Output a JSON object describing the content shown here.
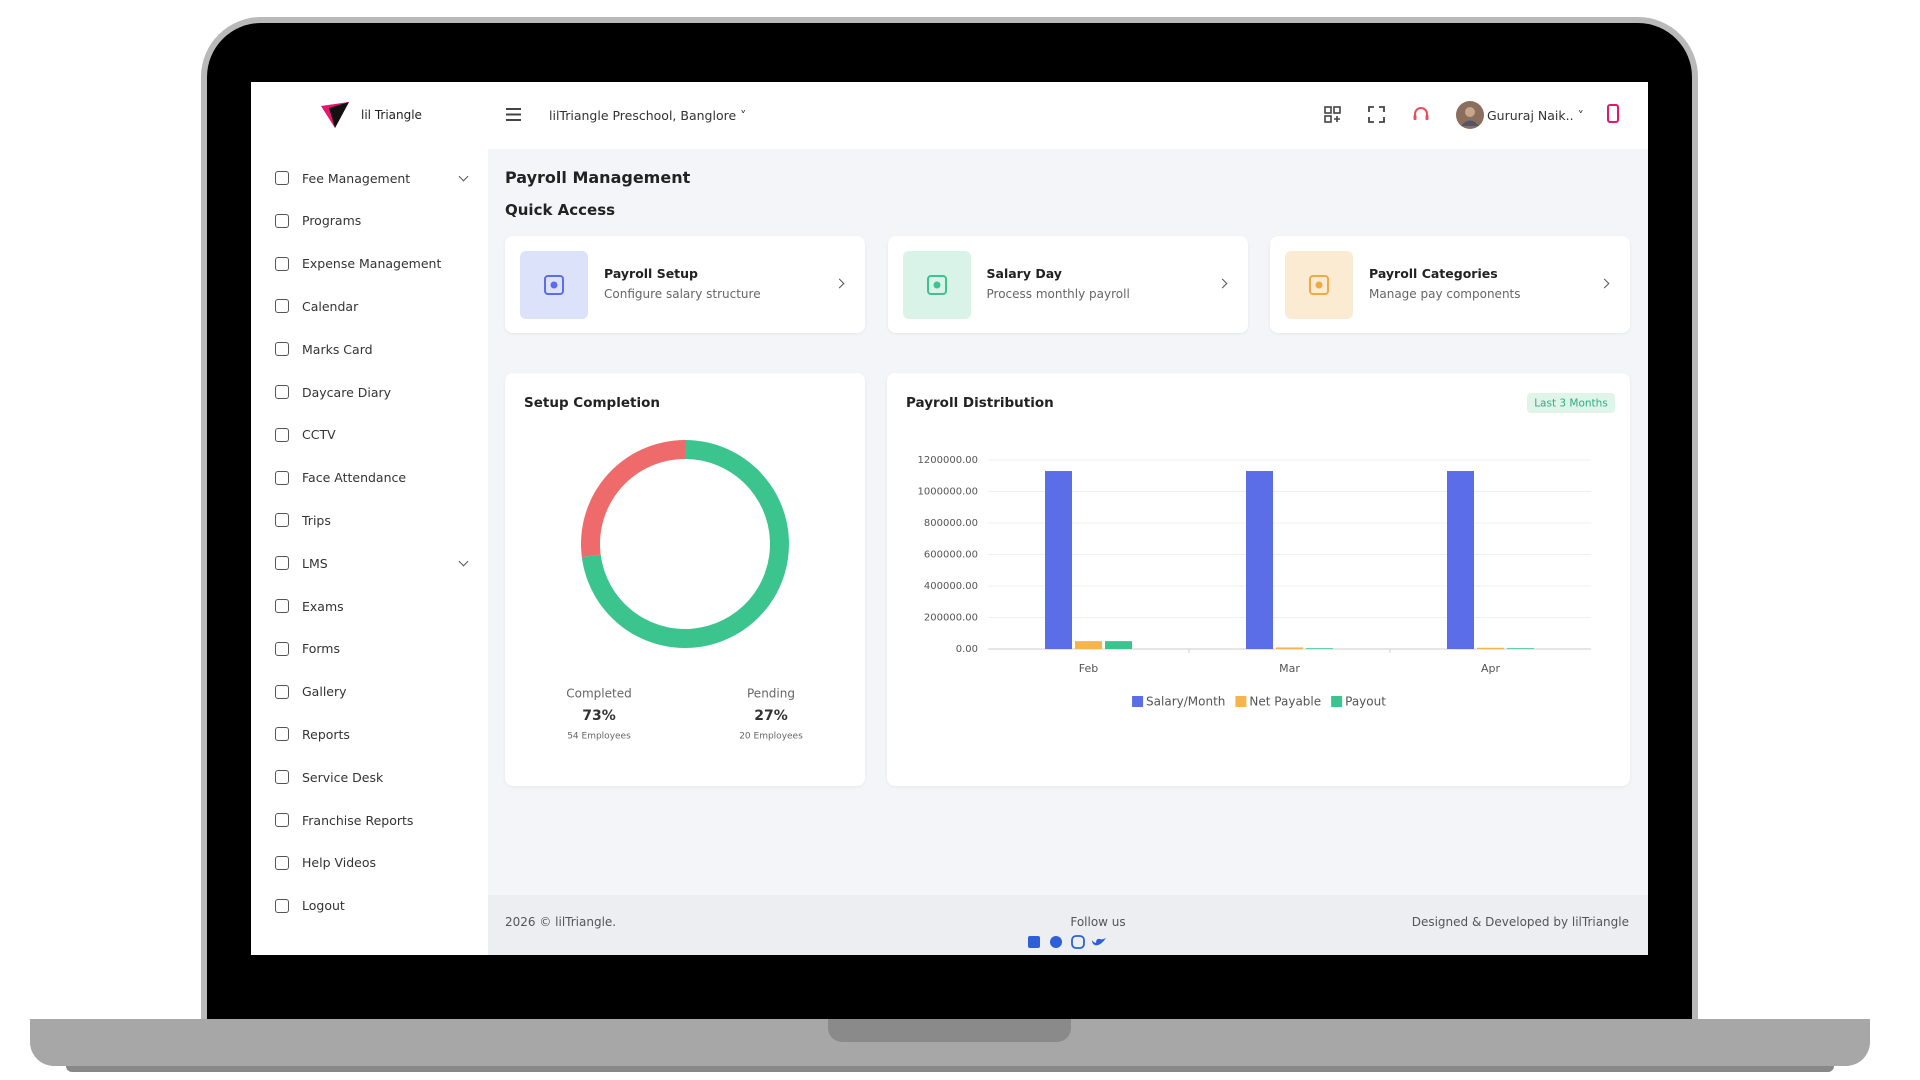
{
  "header": {
    "brand": "lil Triangle",
    "school": "lilTriangle Preschool, Banglore",
    "user": "Gururaj Naik.."
  },
  "sidebar": [
    {
      "label": "Fee Management",
      "expandable": true
    },
    {
      "label": "Programs"
    },
    {
      "label": "Expense Management"
    },
    {
      "label": "Calendar"
    },
    {
      "label": "Marks Card"
    },
    {
      "label": "Daycare Diary"
    },
    {
      "label": "CCTV"
    },
    {
      "label": "Face Attendance"
    },
    {
      "label": "Trips"
    },
    {
      "label": "LMS",
      "expandable": true
    },
    {
      "label": "Exams"
    },
    {
      "label": "Forms"
    },
    {
      "label": "Gallery"
    },
    {
      "label": "Reports"
    },
    {
      "label": "Service Desk"
    },
    {
      "label": "Franchise Reports"
    },
    {
      "label": "Help Videos"
    },
    {
      "label": "Logout"
    }
  ],
  "page": {
    "title": "Payroll Management",
    "section": "Quick Access"
  },
  "cards": [
    {
      "title": "Payroll Setup",
      "subtitle": "Configure salary structure",
      "color": "#5b6ee8",
      "bg": "#dde2fb"
    },
    {
      "title": "Salary Day",
      "subtitle": "Process monthly payroll",
      "color": "#3cc48f",
      "bg": "#d9f3e8"
    },
    {
      "title": "Payroll Categories",
      "subtitle": "Manage pay components",
      "color": "#f0a945",
      "bg": "#fcebd3"
    }
  ],
  "chart_data": [
    {
      "type": "pie",
      "title": "Setup Completion",
      "categories": [
        "Completed",
        "Pending"
      ],
      "values": [
        73,
        27
      ],
      "value_labels": [
        "73%",
        "27%"
      ],
      "employees": [
        "54 Employees",
        "20 Employees"
      ],
      "colors": [
        "#3cc48f",
        "#ef6b6b"
      ]
    },
    {
      "type": "bar",
      "title": "Payroll Distribution",
      "badge": "Last 3 Months",
      "categories": [
        "Feb",
        "Mar",
        "Apr"
      ],
      "series": [
        {
          "name": "Salary/Month",
          "color": "#5b6ee8",
          "values": [
            1130000,
            1130000,
            1130000
          ]
        },
        {
          "name": "Net Payable",
          "color": "#f5b44d",
          "values": [
            50000,
            10000,
            8000
          ]
        },
        {
          "name": "Payout",
          "color": "#3cc48f",
          "values": [
            50000,
            5000,
            5000
          ]
        }
      ],
      "ylim": [
        0,
        1200000
      ],
      "yticks": [
        {
          "value": 0,
          "label": "0.00"
        },
        {
          "value": 200000,
          "label": "200000.00"
        },
        {
          "value": 400000,
          "label": "400000.00"
        },
        {
          "value": 600000,
          "label": "600000.00"
        },
        {
          "value": 800000,
          "label": "800000.00"
        },
        {
          "value": 1000000,
          "label": "1000000.00"
        },
        {
          "value": 1200000,
          "label": "1200000.00"
        }
      ],
      "grid": true
    }
  ],
  "footer": {
    "copyright": "2026 © lilTriangle.",
    "follow": "Follow us",
    "credit": "Designed & Developed by lilTriangle"
  }
}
━━━━━━━━━━
**Work to complete**
Look above for every line with the word "Management" and copy it.

**Solved exercise**
      "label": "Fee Management",
      "label": "Expense Management"
    "title": "Payroll Management",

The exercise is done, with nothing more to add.